▼

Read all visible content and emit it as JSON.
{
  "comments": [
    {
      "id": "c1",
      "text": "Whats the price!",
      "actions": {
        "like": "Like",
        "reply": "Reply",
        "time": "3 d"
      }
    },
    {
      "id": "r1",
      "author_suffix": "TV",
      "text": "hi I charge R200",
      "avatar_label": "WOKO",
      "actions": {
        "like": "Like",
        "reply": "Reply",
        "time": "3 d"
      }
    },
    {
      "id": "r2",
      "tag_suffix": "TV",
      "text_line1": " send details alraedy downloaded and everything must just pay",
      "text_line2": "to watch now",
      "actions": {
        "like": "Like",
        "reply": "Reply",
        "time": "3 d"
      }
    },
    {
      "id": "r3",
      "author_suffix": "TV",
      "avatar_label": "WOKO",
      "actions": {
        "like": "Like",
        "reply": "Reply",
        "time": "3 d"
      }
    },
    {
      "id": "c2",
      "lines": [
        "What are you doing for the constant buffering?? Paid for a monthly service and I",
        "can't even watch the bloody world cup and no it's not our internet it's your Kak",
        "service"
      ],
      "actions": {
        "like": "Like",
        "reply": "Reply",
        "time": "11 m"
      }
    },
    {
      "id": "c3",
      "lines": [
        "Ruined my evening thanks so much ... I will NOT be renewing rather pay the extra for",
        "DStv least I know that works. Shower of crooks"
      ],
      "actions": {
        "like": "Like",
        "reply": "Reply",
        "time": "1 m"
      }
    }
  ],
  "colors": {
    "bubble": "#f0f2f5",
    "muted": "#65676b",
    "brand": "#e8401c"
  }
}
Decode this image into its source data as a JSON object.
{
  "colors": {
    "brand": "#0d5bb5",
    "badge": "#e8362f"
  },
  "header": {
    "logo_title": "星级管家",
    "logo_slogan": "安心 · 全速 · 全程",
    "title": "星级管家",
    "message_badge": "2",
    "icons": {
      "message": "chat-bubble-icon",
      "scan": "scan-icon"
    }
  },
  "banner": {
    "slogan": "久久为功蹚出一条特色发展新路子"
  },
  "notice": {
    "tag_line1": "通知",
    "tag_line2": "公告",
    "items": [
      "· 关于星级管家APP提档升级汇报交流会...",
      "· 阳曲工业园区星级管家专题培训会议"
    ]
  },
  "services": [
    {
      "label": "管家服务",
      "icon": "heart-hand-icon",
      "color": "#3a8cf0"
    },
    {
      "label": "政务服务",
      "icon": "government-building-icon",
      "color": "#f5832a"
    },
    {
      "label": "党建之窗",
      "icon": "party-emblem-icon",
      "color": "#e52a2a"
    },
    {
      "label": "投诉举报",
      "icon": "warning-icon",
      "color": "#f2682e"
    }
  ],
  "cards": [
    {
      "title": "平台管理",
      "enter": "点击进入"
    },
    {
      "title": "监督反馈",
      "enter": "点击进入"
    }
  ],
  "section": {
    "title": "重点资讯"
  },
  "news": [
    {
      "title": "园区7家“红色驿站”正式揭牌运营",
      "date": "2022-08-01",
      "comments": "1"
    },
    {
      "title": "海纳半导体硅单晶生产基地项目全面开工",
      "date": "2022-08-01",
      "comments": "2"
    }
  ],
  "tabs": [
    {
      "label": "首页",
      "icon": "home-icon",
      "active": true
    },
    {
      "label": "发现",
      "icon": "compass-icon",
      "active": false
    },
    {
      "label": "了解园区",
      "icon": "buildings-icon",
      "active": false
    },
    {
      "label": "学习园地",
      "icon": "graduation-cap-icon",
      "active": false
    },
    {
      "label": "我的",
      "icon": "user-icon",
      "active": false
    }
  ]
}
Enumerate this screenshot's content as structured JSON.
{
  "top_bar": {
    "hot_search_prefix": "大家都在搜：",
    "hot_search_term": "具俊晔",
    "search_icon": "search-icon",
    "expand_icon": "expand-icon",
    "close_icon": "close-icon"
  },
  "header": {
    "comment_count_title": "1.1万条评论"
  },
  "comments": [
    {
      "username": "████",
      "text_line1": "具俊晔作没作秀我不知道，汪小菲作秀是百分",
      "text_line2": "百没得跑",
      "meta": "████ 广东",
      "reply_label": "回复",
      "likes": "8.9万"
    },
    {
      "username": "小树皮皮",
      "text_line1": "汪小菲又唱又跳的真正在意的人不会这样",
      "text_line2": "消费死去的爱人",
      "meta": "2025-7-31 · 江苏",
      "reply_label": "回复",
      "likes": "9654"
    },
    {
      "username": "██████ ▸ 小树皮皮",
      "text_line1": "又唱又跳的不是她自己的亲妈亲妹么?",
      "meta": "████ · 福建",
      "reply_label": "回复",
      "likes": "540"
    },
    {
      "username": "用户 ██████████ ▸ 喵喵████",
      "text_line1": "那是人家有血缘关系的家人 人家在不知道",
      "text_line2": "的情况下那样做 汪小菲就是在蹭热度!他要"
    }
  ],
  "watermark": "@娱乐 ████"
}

▲

● **What you should do**
Set all of the entries down again, exactly as they were given.

● **Final result**
Read all visible content and emit it as JSON.
{
  "comments": [
    {
      "id": "c1",
      "text": "Whats the price!",
      "actions": {
        "like": "Like",
        "reply": "Reply",
        "time": "3 d"
      }
    },
    {
      "id": "r1",
      "author_suffix": "TV",
      "text": "hi I charge R200",
      "avatar_label": "WOKO",
      "actions": {
        "like": "Like",
        "reply": "Reply",
        "time": "3 d"
      }
    },
    {
      "id": "r2",
      "tag_suffix": "TV",
      "text_line1": " send details alraedy downloaded and everything must just pay",
      "text_line2": "to watch now",
      "actions": {
        "like": "Like",
        "reply": "Reply",
        "time": "3 d"
      }
    },
    {
      "id": "r3",
      "author_suffix": "TV",
      "avatar_label": "WOKO",
      "actions": {
        "like": "Like",
        "reply": "Reply",
        "time": "3 d"
      }
    },
    {
      "id": "c2",
      "lines": [
        "What are you doing for the constant buffering?? Paid for a monthly service and I",
        "can't even watch the bloody world cup and no it's not our internet it's your Kak",
        "service"
      ],
      "actions": {
        "like": "Like",
        "reply": "Reply",
        "time": "11 m"
      }
    },
    {
      "id": "c3",
      "lines": [
        "Ruined my evening thanks so much ... I will NOT be renewing rather pay the extra for",
        "DStv least I know that works. Shower of crooks"
      ],
      "actions": {
        "like": "Like",
        "reply": "Reply",
        "time": "1 m"
      }
    }
  ],
  "colors": {
    "bubble": "#f0f2f5",
    "muted": "#65676b",
    "brand": "#e8401c"
  }
}
Decode this image into its source data as a JSON object.
{
  "colors": {
    "brand": "#0d5bb5",
    "badge": "#e8362f"
  },
  "header": {
    "logo_title": "星级管家",
    "logo_slogan": "安心 · 全速 · 全程",
    "title": "星级管家",
    "message_badge": "2",
    "icons": {
      "message": "chat-bubble-icon",
      "scan": "scan-icon"
    }
  },
  "banner": {
    "slogan": "久久为功蹚出一条特色发展新路子"
  },
  "notice": {
    "tag_line1": "通知",
    "tag_line2": "公告",
    "items": [
      "· 关于星级管家APP提档升级汇报交流会...",
      "· 阳曲工业园区星级管家专题培训会议"
    ]
  },
  "services": [
    {
      "label": "管家服务",
      "icon": "heart-hand-icon",
      "color": "#3a8cf0"
    },
    {
      "label": "政务服务",
      "icon": "government-building-icon",
      "color": "#f5832a"
    },
    {
      "label": "党建之窗",
      "icon": "party-emblem-icon",
      "color": "#e52a2a"
    },
    {
      "label": "投诉举报",
      "icon": "warning-icon",
      "color": "#f2682e"
    }
  ],
  "cards": [
    {
      "title": "平台管理",
      "enter": "点击进入"
    },
    {
      "title": "监督反馈",
      "enter": "点击进入"
    }
  ],
  "section": {
    "title": "重点资讯"
  },
  "news": [
    {
      "title": "园区7家“红色驿站”正式揭牌运营",
      "date": "2022-08-01",
      "comments": "1"
    },
    {
      "title": "海纳半导体硅单晶生产基地项目全面开工",
      "date": "2022-08-01",
      "comments": "2"
    }
  ],
  "tabs": [
    {
      "label": "首页",
      "icon": "home-icon",
      "active": true
    },
    {
      "label": "发现",
      "icon": "compass-icon",
      "active": false
    },
    {
      "label": "了解园区",
      "icon": "buildings-icon",
      "active": false
    },
    {
      "label": "学习园地",
      "icon": "graduation-cap-icon",
      "active": false
    },
    {
      "label": "我的",
      "icon": "user-icon",
      "active": false
    }
  ]
}
Enumerate this screenshot's content as structured JSON.
{
  "top_bar": {
    "hot_search_prefix": "大家都在搜：",
    "hot_search_term": "具俊晔",
    "search_icon": "search-icon",
    "expand_icon": "expand-icon",
    "close_icon": "close-icon"
  },
  "header": {
    "comment_count_title": "1.1万条评论"
  },
  "comments": [
    {
      "username": "████",
      "text_line1": "具俊晔作没作秀我不知道，汪小菲作秀是百分",
      "text_line2": "百没得跑",
      "meta": "████ 广东",
      "reply_label": "回复",
      "likes": "8.9万"
    },
    {
      "username": "小树皮皮",
      "text_line1": "汪小菲又唱又跳的真正在意的人不会这样",
      "text_line2": "消费死去的爱人",
      "meta": "2025-7-31 · 江苏",
      "reply_label": "回复",
      "likes": "9654"
    },
    {
      "username": "██████ ▸ 小树皮皮",
      "text_line1": "又唱又跳的不是她自己的亲妈亲妹么?",
      "meta": "████ · 福建",
      "reply_label": "回复",
      "likes": "540"
    },
    {
      "username": "用户 ██████████ ▸ 喵喵████",
      "text_line1": "那是人家有血缘关系的家人 人家在不知道",
      "text_line2": "的情况下那样做 汪小菲就是在蹭热度!他要"
    }
  ],
  "watermark": "@娱乐 ████"
}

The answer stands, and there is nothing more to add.